▶ **Items**:
= = =

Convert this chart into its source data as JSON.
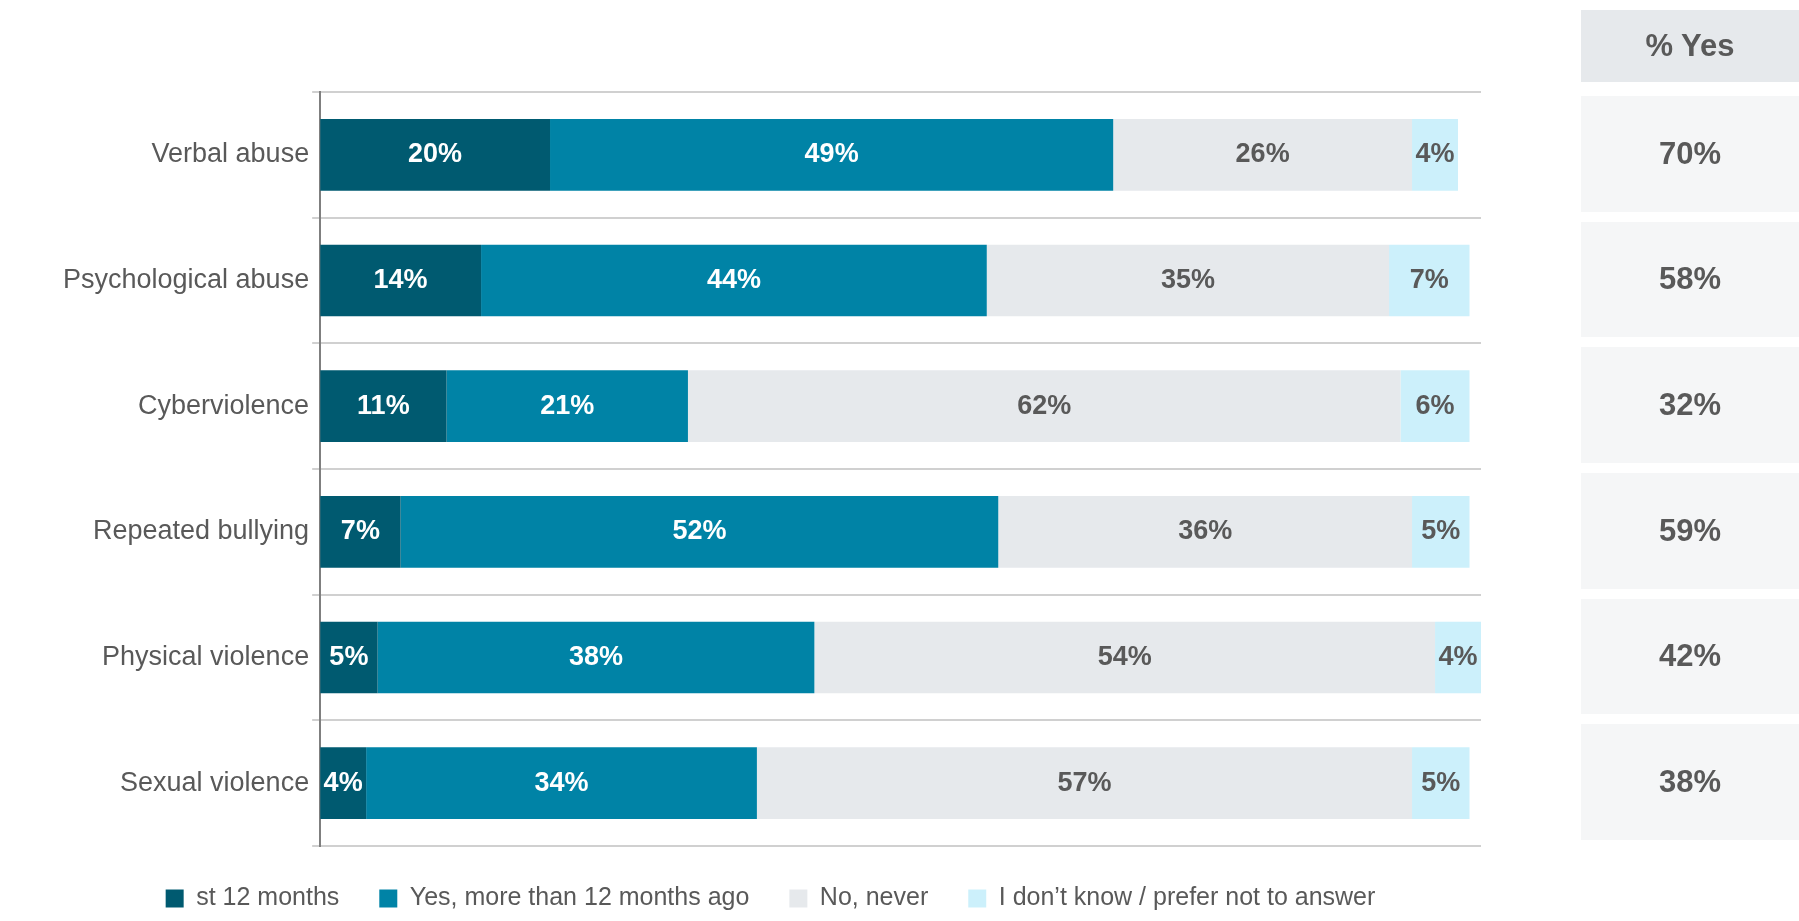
{
  "chart_data": {
    "type": "bar",
    "orientation": "horizontal",
    "stacked": true,
    "grid": "y",
    "legend": "bottom",
    "categories": [
      "Verbal abuse",
      "Psychological abuse",
      "Cyberviolence",
      "Repeated bullying",
      "Physical violence",
      "Sexual violence"
    ],
    "series": [
      {
        "name": "st 12 months",
        "color": "#005a70",
        "values": [
          20,
          14,
          11,
          7,
          5,
          4
        ],
        "value_labels": [
          "20%",
          "14%",
          "11%",
          "7%",
          "5%",
          "4%"
        ]
      },
      {
        "name": "Yes, more than 12 months ago",
        "color": "#0083a6",
        "values": [
          49,
          44,
          21,
          52,
          38,
          34
        ],
        "value_labels": [
          "49%",
          "44%",
          "21%",
          "52%",
          "38%",
          "34%"
        ]
      },
      {
        "name": "No, never",
        "color": "#e6e9ec",
        "values": [
          26,
          35,
          62,
          36,
          54,
          57
        ],
        "value_labels": [
          "26%",
          "35%",
          "62%",
          "36%",
          "54%",
          "57%"
        ]
      },
      {
        "name": "I don’t know / prefer not to answer",
        "color": "#ccf0fb",
        "values": [
          4,
          7,
          6,
          5,
          4,
          5
        ],
        "value_labels": [
          "4%",
          "7%",
          "6%",
          "5%",
          "4%",
          "5%"
        ]
      }
    ],
    "annotations": [
      "% Yes",
      "70%",
      "58%",
      "32%",
      "59%",
      "42%",
      "38%"
    ]
  }
}
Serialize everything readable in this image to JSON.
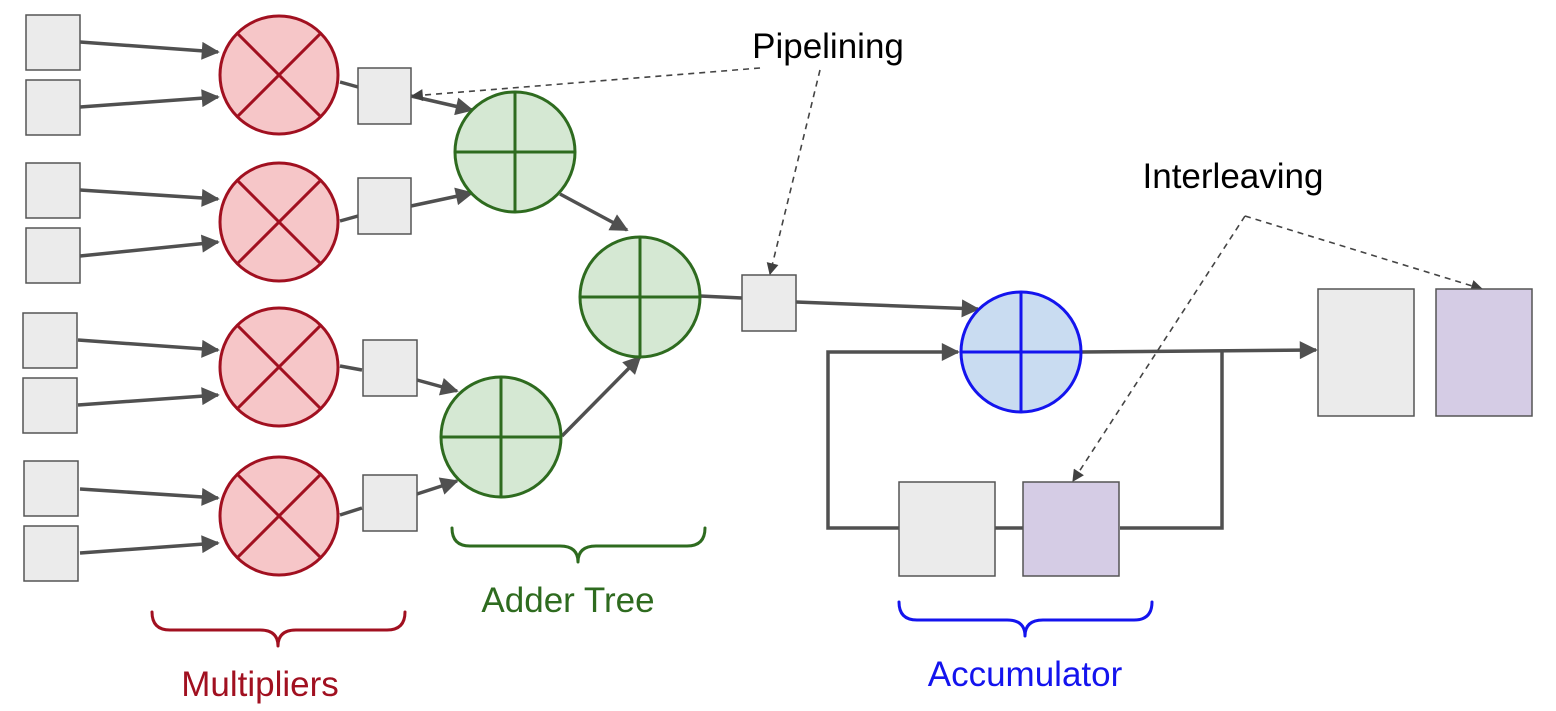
{
  "labels": {
    "pipelining": "Pipelining",
    "interleaving": "Interleaving",
    "multipliers": "Multipliers",
    "adder_tree": "Adder Tree",
    "accumulator": "Accumulator"
  },
  "colors": {
    "box_fill": "#ebebeb",
    "box_stroke": "#555555",
    "wire": "#505050",
    "multiplier_fill": "#f6c6c8",
    "multiplier_stroke": "#a11020",
    "adder_fill": "#d5e8d3",
    "adder_stroke": "#2e6b1f",
    "accumulator_fill": "#c9dcf1",
    "accumulator_stroke": "#1414ee",
    "register_purple_fill": "#d5cce5",
    "label_black": "#000000",
    "label_red": "#a11020",
    "label_green": "#2e6b1f",
    "label_blue": "#1414ee"
  }
}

= = =

▶ **The problem**: Reproduce the material word for word. Any pictures should be left out of the copy.

▶ **Response**:
Convert this chart into its source data as JSON.
{
  "chart_data": {
    "type": "bar",
    "orientation": "horizontal",
    "stacked": true,
    "grid": "y",
    "legend": "bottom",
    "categories": [
      "Verbal abuse",
      "Psychological abuse",
      "Cyberviolence",
      "Repeated bullying",
      "Physical violence",
      "Sexual violence"
    ],
    "series": [
      {
        "name": "st 12 months",
        "color": "#005a70",
        "values": [
          20,
          14,
          11,
          7,
          5,
          4
        ],
        "value_labels": [
          "20%",
          "14%",
          "11%",
          "7%",
          "5%",
          "4%"
        ]
      },
      {
        "name": "Yes, more than 12 months ago",
        "color": "#0083a6",
        "values": [
          49,
          44,
          21,
          52,
          38,
          34
        ],
        "value_labels": [
          "49%",
          "44%",
          "21%",
          "52%",
          "38%",
          "34%"
        ]
      },
      {
        "name": "No, never",
        "color": "#e6e9ec",
        "values": [
          26,
          35,
          62,
          36,
          54,
          57
        ],
        "value_labels": [
          "26%",
          "35%",
          "62%",
          "36%",
          "54%",
          "57%"
        ]
      },
      {
        "name": "I don’t know / prefer not to answer",
        "color": "#ccf0fb",
        "values": [
          4,
          7,
          6,
          5,
          4,
          5
        ],
        "value_labels": [
          "4%",
          "7%",
          "6%",
          "5%",
          "4%",
          "5%"
        ]
      }
    ],
    "annotations": [
      "% Yes",
      "70%",
      "58%",
      "32%",
      "59%",
      "42%",
      "38%"
    ]
  }
}
Serialize everything readable in this image to JSON.
{
  "labels": {
    "pipelining": "Pipelining",
    "interleaving": "Interleaving",
    "multipliers": "Multipliers",
    "adder_tree": "Adder Tree",
    "accumulator": "Accumulator"
  },
  "colors": {
    "box_fill": "#ebebeb",
    "box_stroke": "#555555",
    "wire": "#505050",
    "multiplier_fill": "#f6c6c8",
    "multiplier_stroke": "#a11020",
    "adder_fill": "#d5e8d3",
    "adder_stroke": "#2e6b1f",
    "accumulator_fill": "#c9dcf1",
    "accumulator_stroke": "#1414ee",
    "register_purple_fill": "#d5cce5",
    "label_black": "#000000",
    "label_red": "#a11020",
    "label_green": "#2e6b1f",
    "label_blue": "#1414ee"
  }
}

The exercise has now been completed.